>> Start

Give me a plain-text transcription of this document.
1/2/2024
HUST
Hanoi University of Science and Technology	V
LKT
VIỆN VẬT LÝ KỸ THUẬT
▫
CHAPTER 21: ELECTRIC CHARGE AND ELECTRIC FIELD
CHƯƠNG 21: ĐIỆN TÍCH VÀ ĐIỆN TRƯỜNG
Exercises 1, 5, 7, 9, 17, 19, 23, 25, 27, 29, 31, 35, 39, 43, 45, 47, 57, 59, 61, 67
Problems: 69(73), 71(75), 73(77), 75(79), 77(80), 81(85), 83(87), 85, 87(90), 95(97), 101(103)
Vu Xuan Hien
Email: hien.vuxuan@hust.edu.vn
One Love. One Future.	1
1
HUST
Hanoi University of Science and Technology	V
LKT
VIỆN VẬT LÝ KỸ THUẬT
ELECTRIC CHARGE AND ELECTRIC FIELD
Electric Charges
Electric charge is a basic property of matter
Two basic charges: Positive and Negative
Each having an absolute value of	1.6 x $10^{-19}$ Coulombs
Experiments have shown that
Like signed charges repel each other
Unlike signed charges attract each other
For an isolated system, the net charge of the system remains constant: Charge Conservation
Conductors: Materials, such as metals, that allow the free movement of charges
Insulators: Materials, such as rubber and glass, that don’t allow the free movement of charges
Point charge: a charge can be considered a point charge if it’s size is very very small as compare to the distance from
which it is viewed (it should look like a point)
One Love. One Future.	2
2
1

>> End

**What is being asked**:
Search the material above for "Love". Pull out each line where it shows up.

**Solution to this exercise**:
One Love. One Future.	1
One Love. One Future.	2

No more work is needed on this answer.